WHAT THE TASK ASKS
Look through the records below and collect all lines that hold the string "heading".

[Stored items from a collection]
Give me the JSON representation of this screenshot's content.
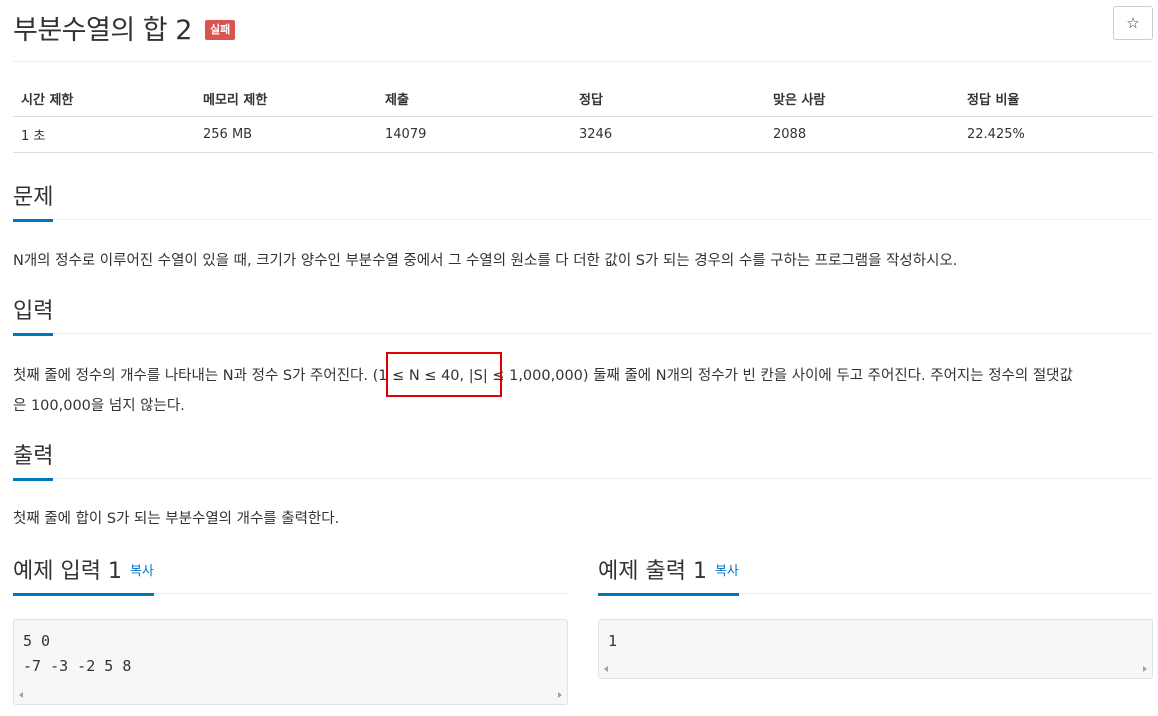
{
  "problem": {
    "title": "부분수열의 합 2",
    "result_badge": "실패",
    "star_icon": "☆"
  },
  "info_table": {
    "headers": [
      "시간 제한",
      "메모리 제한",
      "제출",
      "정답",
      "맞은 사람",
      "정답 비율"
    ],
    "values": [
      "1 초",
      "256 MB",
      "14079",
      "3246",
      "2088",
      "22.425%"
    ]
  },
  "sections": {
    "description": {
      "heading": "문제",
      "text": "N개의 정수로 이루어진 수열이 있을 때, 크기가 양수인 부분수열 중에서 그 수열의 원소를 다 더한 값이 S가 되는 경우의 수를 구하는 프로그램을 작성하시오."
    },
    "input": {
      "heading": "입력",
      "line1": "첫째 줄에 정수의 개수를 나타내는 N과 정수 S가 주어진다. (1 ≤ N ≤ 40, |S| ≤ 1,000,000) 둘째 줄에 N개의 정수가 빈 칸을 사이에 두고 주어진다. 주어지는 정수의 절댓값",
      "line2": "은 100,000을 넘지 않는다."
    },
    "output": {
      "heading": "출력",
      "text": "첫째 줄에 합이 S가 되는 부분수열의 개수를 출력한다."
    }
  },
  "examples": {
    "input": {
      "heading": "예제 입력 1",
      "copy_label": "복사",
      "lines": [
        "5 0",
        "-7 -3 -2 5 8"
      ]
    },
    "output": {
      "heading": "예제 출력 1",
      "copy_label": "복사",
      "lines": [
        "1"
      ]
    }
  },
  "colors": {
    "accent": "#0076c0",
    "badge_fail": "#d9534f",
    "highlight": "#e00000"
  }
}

COMPLETE RESPONSE
      "heading": "문제",
      "heading": "입력",
      "heading": "출력",
      "heading": "예제 입력 1",
      "heading": "예제 출력 1",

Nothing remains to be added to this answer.